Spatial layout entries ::
-.-.-

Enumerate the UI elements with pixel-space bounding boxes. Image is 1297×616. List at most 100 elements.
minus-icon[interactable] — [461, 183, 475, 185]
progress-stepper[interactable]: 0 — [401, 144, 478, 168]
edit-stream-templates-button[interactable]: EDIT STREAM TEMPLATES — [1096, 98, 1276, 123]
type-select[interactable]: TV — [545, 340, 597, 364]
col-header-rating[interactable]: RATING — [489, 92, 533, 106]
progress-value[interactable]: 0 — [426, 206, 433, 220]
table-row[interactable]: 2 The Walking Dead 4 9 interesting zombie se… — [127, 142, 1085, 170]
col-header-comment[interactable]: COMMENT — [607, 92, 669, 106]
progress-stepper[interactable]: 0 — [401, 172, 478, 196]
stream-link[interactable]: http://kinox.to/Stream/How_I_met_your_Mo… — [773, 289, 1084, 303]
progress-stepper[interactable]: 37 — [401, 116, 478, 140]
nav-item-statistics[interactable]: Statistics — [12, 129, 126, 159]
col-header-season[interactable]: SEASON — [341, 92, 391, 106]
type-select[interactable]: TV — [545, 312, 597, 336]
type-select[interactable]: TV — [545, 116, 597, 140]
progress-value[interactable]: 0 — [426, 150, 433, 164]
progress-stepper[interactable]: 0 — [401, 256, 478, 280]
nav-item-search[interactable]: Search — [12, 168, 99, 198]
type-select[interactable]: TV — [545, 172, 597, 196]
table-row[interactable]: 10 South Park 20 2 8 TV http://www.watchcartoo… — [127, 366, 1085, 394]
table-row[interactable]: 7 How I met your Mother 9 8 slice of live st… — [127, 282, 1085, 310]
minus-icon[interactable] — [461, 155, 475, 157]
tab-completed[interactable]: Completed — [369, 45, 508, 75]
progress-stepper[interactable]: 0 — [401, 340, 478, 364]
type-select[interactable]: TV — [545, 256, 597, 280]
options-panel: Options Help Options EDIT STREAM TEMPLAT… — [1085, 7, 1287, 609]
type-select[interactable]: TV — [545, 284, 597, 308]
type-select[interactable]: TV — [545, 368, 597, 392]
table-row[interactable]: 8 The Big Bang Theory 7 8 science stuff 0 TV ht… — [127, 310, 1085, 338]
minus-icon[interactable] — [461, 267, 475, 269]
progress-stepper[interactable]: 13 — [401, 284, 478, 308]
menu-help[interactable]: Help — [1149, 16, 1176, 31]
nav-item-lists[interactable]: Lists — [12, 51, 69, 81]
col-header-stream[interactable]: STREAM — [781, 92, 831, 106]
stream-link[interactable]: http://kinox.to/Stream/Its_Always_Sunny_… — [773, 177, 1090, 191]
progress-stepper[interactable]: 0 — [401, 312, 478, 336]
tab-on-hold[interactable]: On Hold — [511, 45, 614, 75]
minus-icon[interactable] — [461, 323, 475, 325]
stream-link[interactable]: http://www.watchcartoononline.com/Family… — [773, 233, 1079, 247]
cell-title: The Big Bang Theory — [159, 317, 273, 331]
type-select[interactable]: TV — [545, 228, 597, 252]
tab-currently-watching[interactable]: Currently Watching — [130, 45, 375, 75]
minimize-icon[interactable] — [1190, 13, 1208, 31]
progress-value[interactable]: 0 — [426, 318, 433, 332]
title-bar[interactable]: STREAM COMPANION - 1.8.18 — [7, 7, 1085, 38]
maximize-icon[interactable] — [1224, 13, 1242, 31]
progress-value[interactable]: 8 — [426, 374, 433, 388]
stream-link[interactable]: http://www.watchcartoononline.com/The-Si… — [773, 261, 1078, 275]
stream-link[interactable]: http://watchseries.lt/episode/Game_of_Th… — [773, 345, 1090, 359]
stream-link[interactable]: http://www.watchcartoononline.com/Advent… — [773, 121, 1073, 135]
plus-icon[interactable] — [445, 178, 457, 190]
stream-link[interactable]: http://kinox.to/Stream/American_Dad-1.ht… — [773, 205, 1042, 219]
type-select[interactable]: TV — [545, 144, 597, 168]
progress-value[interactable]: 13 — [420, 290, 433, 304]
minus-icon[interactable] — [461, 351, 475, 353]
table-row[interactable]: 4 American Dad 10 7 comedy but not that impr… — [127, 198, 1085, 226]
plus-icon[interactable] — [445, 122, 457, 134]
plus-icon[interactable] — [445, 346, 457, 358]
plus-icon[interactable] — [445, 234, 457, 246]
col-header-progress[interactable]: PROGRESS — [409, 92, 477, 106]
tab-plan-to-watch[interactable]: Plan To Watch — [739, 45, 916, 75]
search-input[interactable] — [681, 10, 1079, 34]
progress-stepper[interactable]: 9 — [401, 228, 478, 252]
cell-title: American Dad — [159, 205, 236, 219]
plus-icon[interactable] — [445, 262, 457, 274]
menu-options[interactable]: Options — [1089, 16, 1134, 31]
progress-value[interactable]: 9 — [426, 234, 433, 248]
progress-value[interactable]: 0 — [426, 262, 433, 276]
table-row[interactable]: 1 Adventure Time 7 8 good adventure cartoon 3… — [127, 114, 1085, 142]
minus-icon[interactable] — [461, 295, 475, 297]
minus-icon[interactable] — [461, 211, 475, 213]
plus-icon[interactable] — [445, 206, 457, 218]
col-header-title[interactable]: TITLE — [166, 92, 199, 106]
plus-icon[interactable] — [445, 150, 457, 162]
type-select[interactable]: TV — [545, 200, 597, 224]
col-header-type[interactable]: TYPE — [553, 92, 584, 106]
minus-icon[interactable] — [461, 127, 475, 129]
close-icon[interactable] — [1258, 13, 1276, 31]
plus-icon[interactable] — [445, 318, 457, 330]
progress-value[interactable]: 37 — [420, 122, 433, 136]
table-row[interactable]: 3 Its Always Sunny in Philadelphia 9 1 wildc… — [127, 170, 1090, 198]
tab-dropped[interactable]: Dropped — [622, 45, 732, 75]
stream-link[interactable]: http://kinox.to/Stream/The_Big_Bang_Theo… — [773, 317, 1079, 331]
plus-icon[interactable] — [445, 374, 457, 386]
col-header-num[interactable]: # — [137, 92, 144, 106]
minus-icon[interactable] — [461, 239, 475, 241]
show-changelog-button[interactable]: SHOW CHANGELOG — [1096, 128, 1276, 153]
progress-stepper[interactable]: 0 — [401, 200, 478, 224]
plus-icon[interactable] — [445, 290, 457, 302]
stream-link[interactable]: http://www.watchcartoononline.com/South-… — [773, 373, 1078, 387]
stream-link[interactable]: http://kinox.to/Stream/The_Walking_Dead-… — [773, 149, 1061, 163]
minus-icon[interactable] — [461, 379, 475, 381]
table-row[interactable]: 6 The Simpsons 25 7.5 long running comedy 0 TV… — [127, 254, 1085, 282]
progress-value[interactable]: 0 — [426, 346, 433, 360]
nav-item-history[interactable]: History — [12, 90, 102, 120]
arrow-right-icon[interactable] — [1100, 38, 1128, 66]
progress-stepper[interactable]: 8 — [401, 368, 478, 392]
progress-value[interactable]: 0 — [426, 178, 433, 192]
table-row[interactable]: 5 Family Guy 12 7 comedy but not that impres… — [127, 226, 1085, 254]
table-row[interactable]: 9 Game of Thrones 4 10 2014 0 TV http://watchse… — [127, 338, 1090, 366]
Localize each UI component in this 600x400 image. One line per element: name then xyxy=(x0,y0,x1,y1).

-.-.-

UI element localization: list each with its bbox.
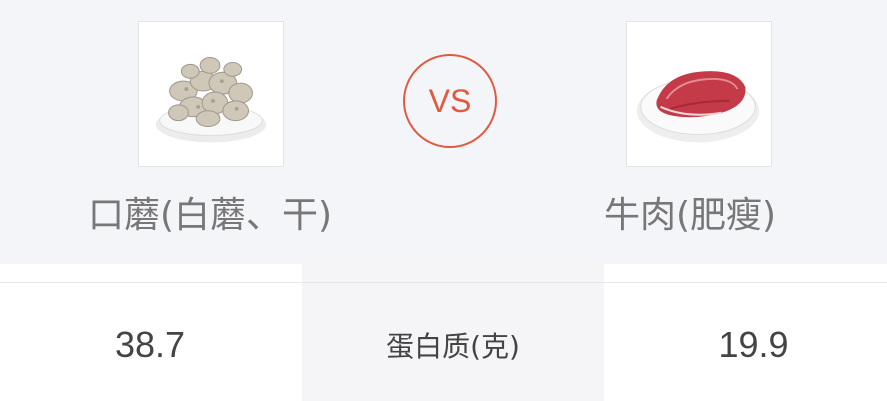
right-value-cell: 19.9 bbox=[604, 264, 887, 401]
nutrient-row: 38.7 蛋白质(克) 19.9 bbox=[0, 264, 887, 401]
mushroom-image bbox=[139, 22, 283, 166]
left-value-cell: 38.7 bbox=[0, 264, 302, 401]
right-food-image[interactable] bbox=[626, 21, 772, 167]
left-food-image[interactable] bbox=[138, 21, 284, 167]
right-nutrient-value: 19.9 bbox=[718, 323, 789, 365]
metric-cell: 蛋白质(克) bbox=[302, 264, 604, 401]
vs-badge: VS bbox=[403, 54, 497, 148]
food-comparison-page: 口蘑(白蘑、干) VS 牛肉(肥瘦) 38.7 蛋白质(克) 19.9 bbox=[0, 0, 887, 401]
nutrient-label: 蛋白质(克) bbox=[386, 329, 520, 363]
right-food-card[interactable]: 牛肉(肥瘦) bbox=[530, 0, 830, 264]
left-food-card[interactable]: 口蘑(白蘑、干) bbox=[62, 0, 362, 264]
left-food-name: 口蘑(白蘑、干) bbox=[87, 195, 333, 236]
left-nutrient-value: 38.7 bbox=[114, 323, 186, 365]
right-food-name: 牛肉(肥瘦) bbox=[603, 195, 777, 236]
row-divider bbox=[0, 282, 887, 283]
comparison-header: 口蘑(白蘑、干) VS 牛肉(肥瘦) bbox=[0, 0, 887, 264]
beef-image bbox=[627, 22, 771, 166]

-.-.-

INSTRUCTIONS TO FOLLOW :: Duplicate the section of the data that begins with the line containing "Enumerate the UI" and ends with the line containing "edit-stream-templates-button[interactable]: EDIT STREAM", including both of those lines.

CORRECT OUTPUT ::
Enumerate the UI elements with pixel-space bounding boxes. Image is 1297×616. List at most 100 elements.
minus-icon[interactable] — [461, 183, 475, 185]
progress-stepper[interactable]: 0 — [401, 144, 478, 168]
edit-stream-templates-button[interactable]: EDIT STREAM TEMPLATES — [1096, 98, 1276, 123]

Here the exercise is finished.